[Written problem]: Search the records below for the word "this" and show every line where it occurs.

[Records that describe figures]
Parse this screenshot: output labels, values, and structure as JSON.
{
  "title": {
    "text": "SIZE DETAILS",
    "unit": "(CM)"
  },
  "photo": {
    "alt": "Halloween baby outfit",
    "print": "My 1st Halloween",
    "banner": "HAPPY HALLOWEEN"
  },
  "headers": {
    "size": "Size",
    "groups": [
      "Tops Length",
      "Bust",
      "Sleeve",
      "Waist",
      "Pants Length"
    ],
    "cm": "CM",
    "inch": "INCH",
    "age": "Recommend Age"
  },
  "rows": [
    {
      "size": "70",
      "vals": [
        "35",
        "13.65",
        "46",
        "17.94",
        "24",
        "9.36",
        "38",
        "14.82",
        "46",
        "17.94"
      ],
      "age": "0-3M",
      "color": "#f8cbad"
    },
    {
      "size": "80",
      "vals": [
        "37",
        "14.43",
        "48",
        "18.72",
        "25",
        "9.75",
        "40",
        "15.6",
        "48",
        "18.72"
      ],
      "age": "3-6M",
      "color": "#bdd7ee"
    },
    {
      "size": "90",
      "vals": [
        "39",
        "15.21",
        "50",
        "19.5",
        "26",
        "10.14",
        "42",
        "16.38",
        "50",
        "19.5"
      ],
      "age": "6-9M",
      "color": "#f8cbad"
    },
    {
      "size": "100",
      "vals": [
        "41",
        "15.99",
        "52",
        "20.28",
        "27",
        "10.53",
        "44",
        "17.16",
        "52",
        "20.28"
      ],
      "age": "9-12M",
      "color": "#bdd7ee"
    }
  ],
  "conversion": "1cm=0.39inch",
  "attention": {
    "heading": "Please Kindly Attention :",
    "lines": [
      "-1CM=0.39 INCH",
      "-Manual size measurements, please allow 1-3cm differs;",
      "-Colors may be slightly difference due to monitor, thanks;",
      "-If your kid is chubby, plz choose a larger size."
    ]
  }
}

--

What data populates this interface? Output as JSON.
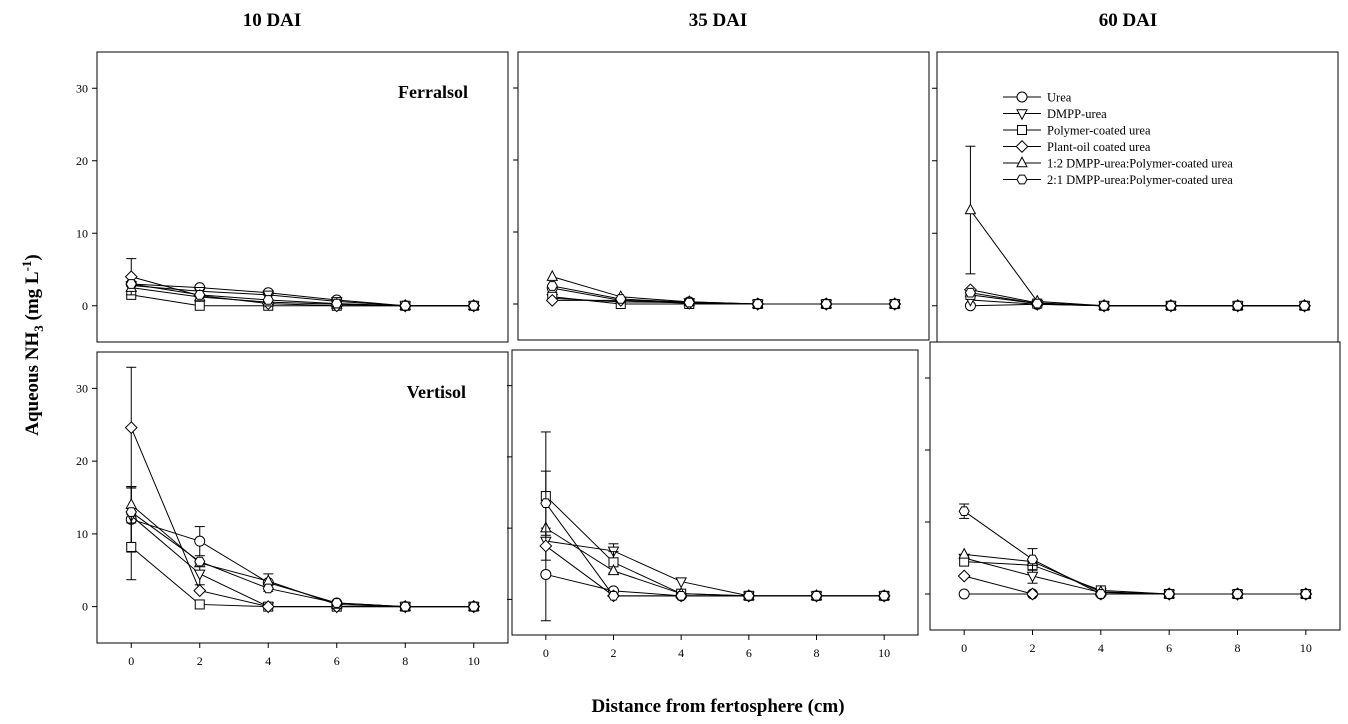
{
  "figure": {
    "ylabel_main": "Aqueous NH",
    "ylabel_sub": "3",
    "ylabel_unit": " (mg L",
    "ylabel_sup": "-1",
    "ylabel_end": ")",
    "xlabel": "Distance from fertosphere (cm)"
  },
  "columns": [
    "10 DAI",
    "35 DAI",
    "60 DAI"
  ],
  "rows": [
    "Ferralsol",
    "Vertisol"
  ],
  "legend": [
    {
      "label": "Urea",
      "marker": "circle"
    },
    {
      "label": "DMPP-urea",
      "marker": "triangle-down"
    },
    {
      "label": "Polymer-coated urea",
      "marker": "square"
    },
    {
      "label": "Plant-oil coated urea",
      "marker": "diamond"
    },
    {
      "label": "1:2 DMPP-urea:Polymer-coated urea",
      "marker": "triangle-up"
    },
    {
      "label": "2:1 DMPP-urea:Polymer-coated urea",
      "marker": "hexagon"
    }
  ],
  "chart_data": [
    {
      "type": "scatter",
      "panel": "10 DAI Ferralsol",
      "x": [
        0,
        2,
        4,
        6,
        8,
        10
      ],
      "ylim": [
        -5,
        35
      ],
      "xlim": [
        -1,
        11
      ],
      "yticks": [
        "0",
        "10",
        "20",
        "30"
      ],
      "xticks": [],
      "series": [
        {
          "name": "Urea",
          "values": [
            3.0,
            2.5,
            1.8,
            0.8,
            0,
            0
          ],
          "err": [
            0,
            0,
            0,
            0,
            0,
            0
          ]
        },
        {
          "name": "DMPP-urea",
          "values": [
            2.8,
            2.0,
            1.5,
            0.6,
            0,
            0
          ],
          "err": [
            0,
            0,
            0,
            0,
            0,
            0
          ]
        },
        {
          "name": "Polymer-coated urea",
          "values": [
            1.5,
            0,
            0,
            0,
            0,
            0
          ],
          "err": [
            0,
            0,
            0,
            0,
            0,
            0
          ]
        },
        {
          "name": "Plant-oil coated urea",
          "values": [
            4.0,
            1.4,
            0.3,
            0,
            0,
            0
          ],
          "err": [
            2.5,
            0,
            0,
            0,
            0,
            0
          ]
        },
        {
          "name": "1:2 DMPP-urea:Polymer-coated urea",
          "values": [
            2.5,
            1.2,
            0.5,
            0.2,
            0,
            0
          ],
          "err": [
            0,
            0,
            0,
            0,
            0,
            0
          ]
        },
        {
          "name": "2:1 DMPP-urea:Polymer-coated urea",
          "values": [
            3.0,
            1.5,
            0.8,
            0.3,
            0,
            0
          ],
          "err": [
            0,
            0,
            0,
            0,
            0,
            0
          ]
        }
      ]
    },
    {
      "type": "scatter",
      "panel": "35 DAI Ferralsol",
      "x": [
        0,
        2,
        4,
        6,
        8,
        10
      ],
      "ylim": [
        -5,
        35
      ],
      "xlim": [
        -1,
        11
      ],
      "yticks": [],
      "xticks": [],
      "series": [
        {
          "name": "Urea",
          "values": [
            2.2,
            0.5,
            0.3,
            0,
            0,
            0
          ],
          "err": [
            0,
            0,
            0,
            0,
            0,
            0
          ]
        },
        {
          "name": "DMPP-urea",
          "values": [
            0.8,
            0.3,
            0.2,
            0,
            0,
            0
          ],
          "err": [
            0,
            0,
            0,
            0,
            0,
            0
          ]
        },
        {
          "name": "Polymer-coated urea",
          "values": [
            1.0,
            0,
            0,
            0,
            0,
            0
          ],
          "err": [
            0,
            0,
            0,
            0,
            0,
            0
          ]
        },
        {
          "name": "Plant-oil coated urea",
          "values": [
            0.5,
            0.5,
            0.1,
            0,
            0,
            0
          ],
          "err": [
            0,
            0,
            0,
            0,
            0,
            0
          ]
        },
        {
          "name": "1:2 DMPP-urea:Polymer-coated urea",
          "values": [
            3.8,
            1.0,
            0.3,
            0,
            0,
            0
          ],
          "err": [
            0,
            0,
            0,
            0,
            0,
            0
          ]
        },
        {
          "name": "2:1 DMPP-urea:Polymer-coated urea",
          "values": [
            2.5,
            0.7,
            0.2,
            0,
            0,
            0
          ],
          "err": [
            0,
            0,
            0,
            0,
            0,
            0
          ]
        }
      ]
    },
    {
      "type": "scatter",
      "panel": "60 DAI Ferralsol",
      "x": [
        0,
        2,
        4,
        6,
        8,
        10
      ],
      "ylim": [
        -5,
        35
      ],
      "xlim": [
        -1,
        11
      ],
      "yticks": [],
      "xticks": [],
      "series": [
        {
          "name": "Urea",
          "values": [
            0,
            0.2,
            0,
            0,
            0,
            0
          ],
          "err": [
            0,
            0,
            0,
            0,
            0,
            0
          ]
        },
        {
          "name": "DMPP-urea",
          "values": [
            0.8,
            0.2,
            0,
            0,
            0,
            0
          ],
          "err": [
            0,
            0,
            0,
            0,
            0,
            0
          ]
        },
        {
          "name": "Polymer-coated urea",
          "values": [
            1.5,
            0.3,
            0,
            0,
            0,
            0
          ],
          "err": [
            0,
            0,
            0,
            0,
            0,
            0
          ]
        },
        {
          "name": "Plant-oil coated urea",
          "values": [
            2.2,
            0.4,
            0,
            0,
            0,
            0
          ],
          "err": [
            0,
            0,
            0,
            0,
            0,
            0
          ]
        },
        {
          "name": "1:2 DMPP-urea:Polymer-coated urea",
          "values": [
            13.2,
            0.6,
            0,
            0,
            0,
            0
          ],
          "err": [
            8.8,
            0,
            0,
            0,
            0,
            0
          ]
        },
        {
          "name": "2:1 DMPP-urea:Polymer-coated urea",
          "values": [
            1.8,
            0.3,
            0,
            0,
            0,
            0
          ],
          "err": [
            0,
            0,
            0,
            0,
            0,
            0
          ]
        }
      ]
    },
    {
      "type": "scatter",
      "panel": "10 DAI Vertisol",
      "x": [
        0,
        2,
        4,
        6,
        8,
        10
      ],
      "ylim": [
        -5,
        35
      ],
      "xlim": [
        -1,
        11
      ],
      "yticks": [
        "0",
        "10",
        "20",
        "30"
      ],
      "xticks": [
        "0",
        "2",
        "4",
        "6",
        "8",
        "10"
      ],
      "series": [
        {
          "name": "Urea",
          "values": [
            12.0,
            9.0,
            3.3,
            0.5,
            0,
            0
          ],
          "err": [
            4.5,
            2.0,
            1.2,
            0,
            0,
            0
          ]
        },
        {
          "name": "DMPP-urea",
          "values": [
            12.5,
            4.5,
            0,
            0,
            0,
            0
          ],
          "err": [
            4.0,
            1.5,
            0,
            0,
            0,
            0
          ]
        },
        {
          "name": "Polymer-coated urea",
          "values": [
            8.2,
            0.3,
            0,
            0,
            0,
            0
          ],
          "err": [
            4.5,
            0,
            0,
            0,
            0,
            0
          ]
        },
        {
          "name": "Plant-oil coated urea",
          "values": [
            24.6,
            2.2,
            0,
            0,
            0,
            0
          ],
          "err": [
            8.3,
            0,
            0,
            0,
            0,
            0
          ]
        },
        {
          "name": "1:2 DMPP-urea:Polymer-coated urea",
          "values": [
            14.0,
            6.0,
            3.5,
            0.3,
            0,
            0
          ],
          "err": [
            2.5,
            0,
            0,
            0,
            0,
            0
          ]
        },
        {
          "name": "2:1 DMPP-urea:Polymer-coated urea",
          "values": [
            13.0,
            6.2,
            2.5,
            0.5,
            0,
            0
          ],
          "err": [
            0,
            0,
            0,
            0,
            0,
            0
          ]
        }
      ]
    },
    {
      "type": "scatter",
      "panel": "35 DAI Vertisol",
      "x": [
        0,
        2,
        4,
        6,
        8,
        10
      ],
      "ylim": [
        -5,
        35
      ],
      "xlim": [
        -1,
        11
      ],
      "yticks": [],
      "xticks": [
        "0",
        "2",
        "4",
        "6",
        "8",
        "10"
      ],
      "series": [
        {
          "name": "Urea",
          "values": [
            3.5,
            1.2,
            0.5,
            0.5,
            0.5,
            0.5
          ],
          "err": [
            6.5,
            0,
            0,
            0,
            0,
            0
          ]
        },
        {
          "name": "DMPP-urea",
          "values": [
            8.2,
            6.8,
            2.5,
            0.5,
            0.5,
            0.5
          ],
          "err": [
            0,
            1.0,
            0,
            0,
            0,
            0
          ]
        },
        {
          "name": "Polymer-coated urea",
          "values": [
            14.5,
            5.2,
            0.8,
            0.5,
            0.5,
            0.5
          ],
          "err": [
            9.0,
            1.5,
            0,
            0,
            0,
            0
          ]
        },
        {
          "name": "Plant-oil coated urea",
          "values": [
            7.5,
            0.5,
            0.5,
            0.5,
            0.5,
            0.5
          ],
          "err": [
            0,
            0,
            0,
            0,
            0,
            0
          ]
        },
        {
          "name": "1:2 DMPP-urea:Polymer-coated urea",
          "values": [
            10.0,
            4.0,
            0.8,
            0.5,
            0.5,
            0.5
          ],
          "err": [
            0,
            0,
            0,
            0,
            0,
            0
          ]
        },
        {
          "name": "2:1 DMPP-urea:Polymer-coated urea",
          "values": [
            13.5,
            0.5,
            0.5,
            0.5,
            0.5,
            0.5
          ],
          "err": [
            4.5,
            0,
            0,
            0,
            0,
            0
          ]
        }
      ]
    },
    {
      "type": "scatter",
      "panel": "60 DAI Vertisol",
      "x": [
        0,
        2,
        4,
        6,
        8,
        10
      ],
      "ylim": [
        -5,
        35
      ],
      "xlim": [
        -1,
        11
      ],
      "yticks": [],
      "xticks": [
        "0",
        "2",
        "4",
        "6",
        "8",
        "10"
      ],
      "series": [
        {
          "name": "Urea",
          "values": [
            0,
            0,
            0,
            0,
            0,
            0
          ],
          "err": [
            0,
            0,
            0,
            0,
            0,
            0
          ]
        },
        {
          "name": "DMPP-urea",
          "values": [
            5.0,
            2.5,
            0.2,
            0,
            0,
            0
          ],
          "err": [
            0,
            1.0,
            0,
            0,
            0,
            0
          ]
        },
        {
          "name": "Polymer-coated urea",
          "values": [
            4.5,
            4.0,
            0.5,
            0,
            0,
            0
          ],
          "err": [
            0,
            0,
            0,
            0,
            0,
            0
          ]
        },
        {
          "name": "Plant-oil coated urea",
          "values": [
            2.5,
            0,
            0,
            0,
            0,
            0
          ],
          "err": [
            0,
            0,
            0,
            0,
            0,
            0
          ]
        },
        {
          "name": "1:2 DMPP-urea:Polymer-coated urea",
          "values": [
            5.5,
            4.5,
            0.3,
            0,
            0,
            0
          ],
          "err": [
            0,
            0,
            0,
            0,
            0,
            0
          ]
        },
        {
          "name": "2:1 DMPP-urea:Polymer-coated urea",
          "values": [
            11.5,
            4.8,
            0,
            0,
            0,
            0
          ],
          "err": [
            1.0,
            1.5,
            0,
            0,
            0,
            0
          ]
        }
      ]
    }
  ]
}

[Expected output]:
Parse this screenshot: output labels, values, and structure as JSON.
What data populates this interface? Output as JSON.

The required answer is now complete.